**Exercise details:** Every line that contains "accent" counts once; give the total number of such lines, with no other words.

+ + +

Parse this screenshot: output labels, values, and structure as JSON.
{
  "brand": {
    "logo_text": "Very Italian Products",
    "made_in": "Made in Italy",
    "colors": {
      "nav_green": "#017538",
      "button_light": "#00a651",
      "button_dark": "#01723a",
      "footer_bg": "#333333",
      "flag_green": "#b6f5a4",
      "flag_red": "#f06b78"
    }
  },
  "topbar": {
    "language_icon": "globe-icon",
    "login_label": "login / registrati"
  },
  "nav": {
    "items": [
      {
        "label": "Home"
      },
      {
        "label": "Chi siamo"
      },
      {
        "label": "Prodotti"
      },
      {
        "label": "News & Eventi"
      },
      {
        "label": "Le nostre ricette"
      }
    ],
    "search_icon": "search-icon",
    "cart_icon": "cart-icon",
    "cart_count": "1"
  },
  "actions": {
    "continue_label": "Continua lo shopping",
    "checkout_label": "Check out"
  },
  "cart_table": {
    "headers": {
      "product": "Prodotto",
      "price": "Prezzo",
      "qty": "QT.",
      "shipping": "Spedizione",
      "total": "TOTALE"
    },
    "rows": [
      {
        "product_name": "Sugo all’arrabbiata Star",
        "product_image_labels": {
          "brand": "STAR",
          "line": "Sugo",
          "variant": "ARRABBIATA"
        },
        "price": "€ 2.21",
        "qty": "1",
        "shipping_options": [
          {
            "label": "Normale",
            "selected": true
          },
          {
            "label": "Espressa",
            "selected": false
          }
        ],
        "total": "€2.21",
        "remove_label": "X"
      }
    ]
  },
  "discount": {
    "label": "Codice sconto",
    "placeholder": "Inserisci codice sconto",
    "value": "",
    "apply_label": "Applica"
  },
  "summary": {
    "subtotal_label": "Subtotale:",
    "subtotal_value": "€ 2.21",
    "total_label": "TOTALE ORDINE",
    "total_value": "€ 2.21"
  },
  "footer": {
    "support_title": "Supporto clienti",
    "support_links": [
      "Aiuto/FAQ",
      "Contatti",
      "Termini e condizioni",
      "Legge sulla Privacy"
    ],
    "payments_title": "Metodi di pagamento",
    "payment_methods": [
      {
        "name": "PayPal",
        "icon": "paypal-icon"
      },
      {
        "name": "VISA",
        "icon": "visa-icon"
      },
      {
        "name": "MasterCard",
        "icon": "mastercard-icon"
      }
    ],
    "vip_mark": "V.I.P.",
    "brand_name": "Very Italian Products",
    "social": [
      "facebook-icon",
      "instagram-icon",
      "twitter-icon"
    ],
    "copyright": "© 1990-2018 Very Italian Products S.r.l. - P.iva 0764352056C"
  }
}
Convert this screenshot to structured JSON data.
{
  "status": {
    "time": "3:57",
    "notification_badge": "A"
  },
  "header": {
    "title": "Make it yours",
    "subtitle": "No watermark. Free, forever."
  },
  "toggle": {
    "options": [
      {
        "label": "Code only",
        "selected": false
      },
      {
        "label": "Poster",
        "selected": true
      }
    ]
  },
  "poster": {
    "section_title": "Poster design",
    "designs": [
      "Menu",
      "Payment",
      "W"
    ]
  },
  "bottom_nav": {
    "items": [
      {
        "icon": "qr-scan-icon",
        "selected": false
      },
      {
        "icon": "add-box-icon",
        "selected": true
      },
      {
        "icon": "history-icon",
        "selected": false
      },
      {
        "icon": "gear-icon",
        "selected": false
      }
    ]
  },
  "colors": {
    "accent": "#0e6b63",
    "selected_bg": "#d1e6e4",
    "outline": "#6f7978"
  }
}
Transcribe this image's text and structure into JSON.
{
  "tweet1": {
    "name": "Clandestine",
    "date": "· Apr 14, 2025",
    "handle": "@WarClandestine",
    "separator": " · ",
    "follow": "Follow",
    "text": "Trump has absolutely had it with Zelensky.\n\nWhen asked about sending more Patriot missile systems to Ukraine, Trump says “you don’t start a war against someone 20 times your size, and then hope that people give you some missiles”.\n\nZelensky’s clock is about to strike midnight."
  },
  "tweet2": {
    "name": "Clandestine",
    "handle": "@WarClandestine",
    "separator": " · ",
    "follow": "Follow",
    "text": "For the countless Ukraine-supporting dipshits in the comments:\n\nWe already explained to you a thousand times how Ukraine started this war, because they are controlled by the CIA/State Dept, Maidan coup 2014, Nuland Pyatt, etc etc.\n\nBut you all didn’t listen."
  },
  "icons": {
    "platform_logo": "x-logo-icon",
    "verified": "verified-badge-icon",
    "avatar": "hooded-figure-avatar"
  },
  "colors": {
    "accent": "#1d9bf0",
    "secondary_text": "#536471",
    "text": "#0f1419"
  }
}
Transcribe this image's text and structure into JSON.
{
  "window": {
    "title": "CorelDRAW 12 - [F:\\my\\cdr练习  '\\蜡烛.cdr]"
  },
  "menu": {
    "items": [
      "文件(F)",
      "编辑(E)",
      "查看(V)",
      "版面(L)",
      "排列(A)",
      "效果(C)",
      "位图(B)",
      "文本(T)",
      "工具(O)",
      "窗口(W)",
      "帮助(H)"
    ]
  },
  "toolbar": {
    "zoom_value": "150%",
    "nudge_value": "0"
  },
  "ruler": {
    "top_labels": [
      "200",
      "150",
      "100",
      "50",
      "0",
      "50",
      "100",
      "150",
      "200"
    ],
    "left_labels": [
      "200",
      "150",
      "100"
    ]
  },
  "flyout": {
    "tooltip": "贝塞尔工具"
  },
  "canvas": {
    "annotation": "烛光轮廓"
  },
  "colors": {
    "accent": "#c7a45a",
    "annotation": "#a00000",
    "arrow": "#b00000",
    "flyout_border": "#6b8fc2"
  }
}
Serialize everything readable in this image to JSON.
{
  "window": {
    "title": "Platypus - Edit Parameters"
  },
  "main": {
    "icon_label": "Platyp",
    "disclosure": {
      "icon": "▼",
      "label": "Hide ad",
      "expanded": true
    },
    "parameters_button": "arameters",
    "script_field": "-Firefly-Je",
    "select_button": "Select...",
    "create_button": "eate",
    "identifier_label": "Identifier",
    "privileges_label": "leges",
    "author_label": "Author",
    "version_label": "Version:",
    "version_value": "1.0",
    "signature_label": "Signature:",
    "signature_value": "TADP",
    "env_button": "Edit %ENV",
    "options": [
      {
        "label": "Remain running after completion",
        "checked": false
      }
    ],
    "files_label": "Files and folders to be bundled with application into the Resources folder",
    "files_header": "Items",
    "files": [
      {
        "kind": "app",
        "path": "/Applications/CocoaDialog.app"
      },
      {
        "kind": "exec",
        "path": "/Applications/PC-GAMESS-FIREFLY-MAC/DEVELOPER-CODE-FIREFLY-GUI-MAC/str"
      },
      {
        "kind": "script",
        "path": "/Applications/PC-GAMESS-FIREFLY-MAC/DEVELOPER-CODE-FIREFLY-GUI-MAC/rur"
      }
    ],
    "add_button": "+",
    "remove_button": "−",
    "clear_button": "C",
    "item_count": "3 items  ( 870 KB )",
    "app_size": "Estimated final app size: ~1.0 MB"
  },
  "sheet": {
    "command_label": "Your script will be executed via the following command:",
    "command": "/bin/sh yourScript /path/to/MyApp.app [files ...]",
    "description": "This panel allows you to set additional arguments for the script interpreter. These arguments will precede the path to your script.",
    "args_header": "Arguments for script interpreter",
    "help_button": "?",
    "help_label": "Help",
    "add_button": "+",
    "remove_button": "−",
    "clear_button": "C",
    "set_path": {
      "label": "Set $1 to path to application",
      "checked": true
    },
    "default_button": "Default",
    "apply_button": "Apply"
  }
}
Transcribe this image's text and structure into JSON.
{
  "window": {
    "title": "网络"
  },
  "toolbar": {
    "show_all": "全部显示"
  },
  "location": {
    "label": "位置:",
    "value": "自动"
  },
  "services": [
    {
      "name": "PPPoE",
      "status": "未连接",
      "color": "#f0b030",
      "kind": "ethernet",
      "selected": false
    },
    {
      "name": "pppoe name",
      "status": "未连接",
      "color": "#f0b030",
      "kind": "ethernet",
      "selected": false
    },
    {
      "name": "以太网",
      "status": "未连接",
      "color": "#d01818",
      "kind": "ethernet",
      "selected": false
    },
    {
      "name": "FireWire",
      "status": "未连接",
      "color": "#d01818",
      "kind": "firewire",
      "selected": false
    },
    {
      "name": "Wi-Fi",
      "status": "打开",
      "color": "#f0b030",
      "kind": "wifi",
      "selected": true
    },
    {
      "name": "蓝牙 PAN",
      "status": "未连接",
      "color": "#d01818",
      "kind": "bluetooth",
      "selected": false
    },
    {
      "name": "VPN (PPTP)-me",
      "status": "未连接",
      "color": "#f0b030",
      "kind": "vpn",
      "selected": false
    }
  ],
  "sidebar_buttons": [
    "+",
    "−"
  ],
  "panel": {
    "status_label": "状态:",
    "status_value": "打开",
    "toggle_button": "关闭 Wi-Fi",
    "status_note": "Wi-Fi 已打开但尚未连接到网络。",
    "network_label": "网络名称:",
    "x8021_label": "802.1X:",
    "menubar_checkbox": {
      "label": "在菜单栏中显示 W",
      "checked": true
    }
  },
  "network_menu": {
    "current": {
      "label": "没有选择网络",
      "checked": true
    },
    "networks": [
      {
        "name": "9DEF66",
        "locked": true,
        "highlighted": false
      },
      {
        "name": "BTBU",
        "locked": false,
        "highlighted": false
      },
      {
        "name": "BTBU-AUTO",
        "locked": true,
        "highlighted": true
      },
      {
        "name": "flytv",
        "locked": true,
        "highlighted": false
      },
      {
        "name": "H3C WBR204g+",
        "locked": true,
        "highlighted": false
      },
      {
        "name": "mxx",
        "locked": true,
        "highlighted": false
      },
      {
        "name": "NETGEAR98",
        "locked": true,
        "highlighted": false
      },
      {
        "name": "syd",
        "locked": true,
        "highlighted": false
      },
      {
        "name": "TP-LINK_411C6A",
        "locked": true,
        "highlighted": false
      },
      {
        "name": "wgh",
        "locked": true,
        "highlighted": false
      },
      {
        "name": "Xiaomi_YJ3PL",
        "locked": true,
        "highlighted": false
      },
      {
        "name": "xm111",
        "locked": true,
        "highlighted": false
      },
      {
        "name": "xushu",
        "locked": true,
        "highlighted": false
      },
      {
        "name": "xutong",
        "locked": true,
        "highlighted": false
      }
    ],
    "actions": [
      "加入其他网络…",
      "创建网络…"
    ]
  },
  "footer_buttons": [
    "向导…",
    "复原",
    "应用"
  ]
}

+ + +

**Right answer:** 3